Stated problem: Go through the lines below and copy each one that holds the string "name".

Dataset rows:
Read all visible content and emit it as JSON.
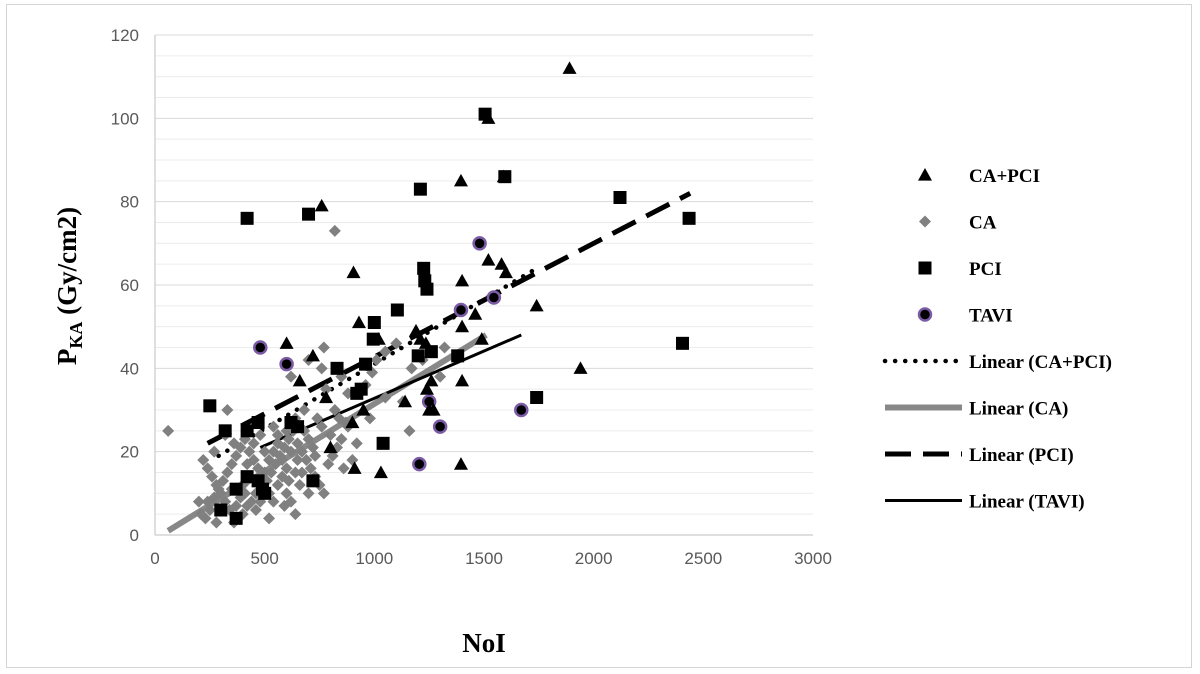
{
  "chart_data": {
    "type": "scatter",
    "xlabel": "NoI",
    "ylabel_main": "P",
    "ylabel_sub": "KA",
    "ylabel_rest": " (Gy/cm2)",
    "xlim": [
      0,
      3000
    ],
    "ylim": [
      0,
      120
    ],
    "x_ticks": [
      0,
      500,
      1000,
      1500,
      2000,
      2500,
      3000
    ],
    "y_ticks": [
      0,
      20,
      40,
      60,
      80,
      100,
      120
    ],
    "grid": true,
    "legend_position": "right",
    "series": [
      {
        "name": "CA+PCI",
        "marker": "triangle",
        "color": "#000000",
        "points": [
          [
            1890,
            112
          ],
          [
            1520,
            100
          ],
          [
            1395,
            85
          ],
          [
            760,
            79
          ],
          [
            1590,
            86
          ],
          [
            905,
            63
          ],
          [
            1400,
            61
          ],
          [
            1520,
            66
          ],
          [
            1580,
            65
          ],
          [
            1600,
            63
          ],
          [
            1740,
            55
          ],
          [
            1460,
            53
          ],
          [
            1400,
            50
          ],
          [
            930,
            51
          ],
          [
            600,
            46
          ],
          [
            720,
            43
          ],
          [
            1020,
            47
          ],
          [
            1190,
            49
          ],
          [
            1210,
            47
          ],
          [
            1235,
            46
          ],
          [
            1490,
            47
          ],
          [
            1940,
            40
          ],
          [
            1260,
            37
          ],
          [
            1400,
            37
          ],
          [
            1240,
            35
          ],
          [
            660,
            37
          ],
          [
            780,
            33
          ],
          [
            1140,
            32
          ],
          [
            1250,
            30
          ],
          [
            1270,
            30
          ],
          [
            800,
            21
          ],
          [
            910,
            16
          ],
          [
            1030,
            15
          ],
          [
            1395,
            17
          ],
          [
            900,
            27
          ],
          [
            950,
            30
          ]
        ]
      },
      {
        "name": "CA",
        "marker": "diamond",
        "color": "#808080",
        "points": [
          [
            60,
            25
          ],
          [
            820,
            73
          ],
          [
            770,
            45
          ],
          [
            700,
            42
          ],
          [
            760,
            40
          ],
          [
            620,
            38
          ],
          [
            850,
            38
          ],
          [
            1300,
            38
          ],
          [
            1130,
            32
          ],
          [
            1160,
            25
          ],
          [
            880,
            26
          ],
          [
            900,
            18
          ],
          [
            780,
            35
          ],
          [
            680,
            30
          ],
          [
            640,
            28
          ],
          [
            600,
            25
          ],
          [
            560,
            22
          ],
          [
            540,
            20
          ],
          [
            520,
            18
          ],
          [
            500,
            15
          ],
          [
            480,
            12
          ],
          [
            460,
            10
          ],
          [
            440,
            8
          ],
          [
            420,
            7
          ],
          [
            400,
            5
          ],
          [
            380,
            4
          ],
          [
            360,
            3
          ],
          [
            340,
            6
          ],
          [
            320,
            8
          ],
          [
            300,
            10
          ],
          [
            280,
            12
          ],
          [
            260,
            14
          ],
          [
            240,
            16
          ],
          [
            220,
            18
          ],
          [
            200,
            8
          ],
          [
            210,
            5
          ],
          [
            230,
            4
          ],
          [
            250,
            6
          ],
          [
            270,
            9
          ],
          [
            290,
            11
          ],
          [
            310,
            13
          ],
          [
            330,
            15
          ],
          [
            350,
            17
          ],
          [
            370,
            19
          ],
          [
            390,
            21
          ],
          [
            410,
            23
          ],
          [
            430,
            20
          ],
          [
            450,
            18
          ],
          [
            470,
            16
          ],
          [
            490,
            14
          ],
          [
            510,
            13
          ],
          [
            530,
            15
          ],
          [
            550,
            17
          ],
          [
            570,
            19
          ],
          [
            590,
            21
          ],
          [
            610,
            23
          ],
          [
            630,
            25
          ],
          [
            650,
            22
          ],
          [
            670,
            20
          ],
          [
            690,
            18
          ],
          [
            710,
            16
          ],
          [
            730,
            14
          ],
          [
            750,
            12
          ],
          [
            770,
            10
          ],
          [
            790,
            17
          ],
          [
            810,
            19
          ],
          [
            830,
            21
          ],
          [
            850,
            23
          ],
          [
            870,
            27
          ],
          [
            330,
            30
          ],
          [
            320,
            24
          ],
          [
            270,
            20
          ],
          [
            360,
            22
          ],
          [
            400,
            12
          ],
          [
            420,
            17
          ],
          [
            460,
            6
          ],
          [
            480,
            8
          ],
          [
            520,
            10
          ],
          [
            540,
            8
          ],
          [
            560,
            12
          ],
          [
            580,
            14
          ],
          [
            600,
            10
          ],
          [
            620,
            8
          ],
          [
            640,
            5
          ],
          [
            660,
            12
          ],
          [
            600,
            16
          ],
          [
            580,
            18
          ],
          [
            560,
            24
          ],
          [
            540,
            26
          ],
          [
            620,
            20
          ],
          [
            640,
            15
          ],
          [
            680,
            25
          ],
          [
            700,
            23
          ],
          [
            720,
            21
          ],
          [
            740,
            28
          ],
          [
            760,
            26
          ],
          [
            820,
            30
          ],
          [
            840,
            28
          ],
          [
            880,
            34
          ],
          [
            960,
            36
          ],
          [
            990,
            39
          ],
          [
            1010,
            42
          ],
          [
            1050,
            44
          ],
          [
            1100,
            46
          ],
          [
            500,
            20
          ],
          [
            480,
            24
          ],
          [
            450,
            22
          ],
          [
            430,
            14
          ],
          [
            410,
            10
          ],
          [
            390,
            9
          ],
          [
            370,
            7
          ],
          [
            350,
            11
          ],
          [
            300,
            6
          ],
          [
            280,
            3
          ],
          [
            240,
            8
          ],
          [
            520,
            4
          ],
          [
            590,
            7
          ],
          [
            610,
            13
          ],
          [
            650,
            18
          ],
          [
            670,
            15
          ],
          [
            700,
            10
          ],
          [
            730,
            19
          ],
          [
            800,
            24
          ],
          [
            860,
            16
          ],
          [
            920,
            22
          ],
          [
            980,
            28
          ],
          [
            1050,
            33
          ],
          [
            1170,
            40
          ],
          [
            1220,
            42
          ],
          [
            1320,
            45
          ]
        ]
      },
      {
        "name": "PCI",
        "marker": "square",
        "color": "#000000",
        "points": [
          [
            1505,
            101
          ],
          [
            1210,
            83
          ],
          [
            1595,
            86
          ],
          [
            2120,
            81
          ],
          [
            2435,
            76
          ],
          [
            420,
            76
          ],
          [
            700,
            77
          ],
          [
            1225,
            64
          ],
          [
            1230,
            61
          ],
          [
            1240,
            59
          ],
          [
            1105,
            54
          ],
          [
            1000,
            51
          ],
          [
            995,
            47
          ],
          [
            2405,
            46
          ],
          [
            1380,
            43
          ],
          [
            1200,
            43
          ],
          [
            1260,
            44
          ],
          [
            960,
            41
          ],
          [
            830,
            40
          ],
          [
            940,
            35
          ],
          [
            920,
            34
          ],
          [
            250,
            31
          ],
          [
            620,
            27
          ],
          [
            650,
            26
          ],
          [
            470,
            27
          ],
          [
            320,
            25
          ],
          [
            420,
            25
          ],
          [
            1040,
            22
          ],
          [
            1740,
            33
          ],
          [
            720,
            13
          ],
          [
            420,
            14
          ],
          [
            370,
            11
          ],
          [
            470,
            13
          ],
          [
            490,
            11
          ],
          [
            500,
            10
          ],
          [
            300,
            6
          ],
          [
            370,
            4
          ]
        ]
      },
      {
        "name": "TAVI",
        "marker": "circle",
        "color": "#000000",
        "stroke": "#7b5aa6",
        "points": [
          [
            1480,
            70
          ],
          [
            1545,
            57
          ],
          [
            1395,
            54
          ],
          [
            480,
            45
          ],
          [
            600,
            41
          ],
          [
            1250,
            32
          ],
          [
            1300,
            26
          ],
          [
            1670,
            30
          ],
          [
            1205,
            17
          ]
        ]
      }
    ],
    "trendlines": [
      {
        "name": "Linear (CA+PCI)",
        "style": "dotted",
        "color": "#000000",
        "x": [
          290,
          1740
        ],
        "y": [
          19,
          64
        ]
      },
      {
        "name": "Linear (CA)",
        "style": "solid-thick",
        "color": "#888888",
        "x": [
          60,
          1510
        ],
        "y": [
          1,
          48
        ]
      },
      {
        "name": "Linear (PCI)",
        "style": "dashed",
        "color": "#000000",
        "x": [
          240,
          2440
        ],
        "y": [
          22,
          82
        ]
      },
      {
        "name": "Linear (TAVI)",
        "style": "solid",
        "color": "#000000",
        "x": [
          480,
          1670
        ],
        "y": [
          21,
          48
        ]
      }
    ]
  }
}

Answer to the task:
        "name": "CA+PCI",
        "name": "CA",
        "name": "PCI",
        "name": "TAVI",
        "name": "Linear (CA+PCI)",
        "name": "Linear (CA)",
        "name": "Linear (PCI)",
        "name": "Linear (TAVI)",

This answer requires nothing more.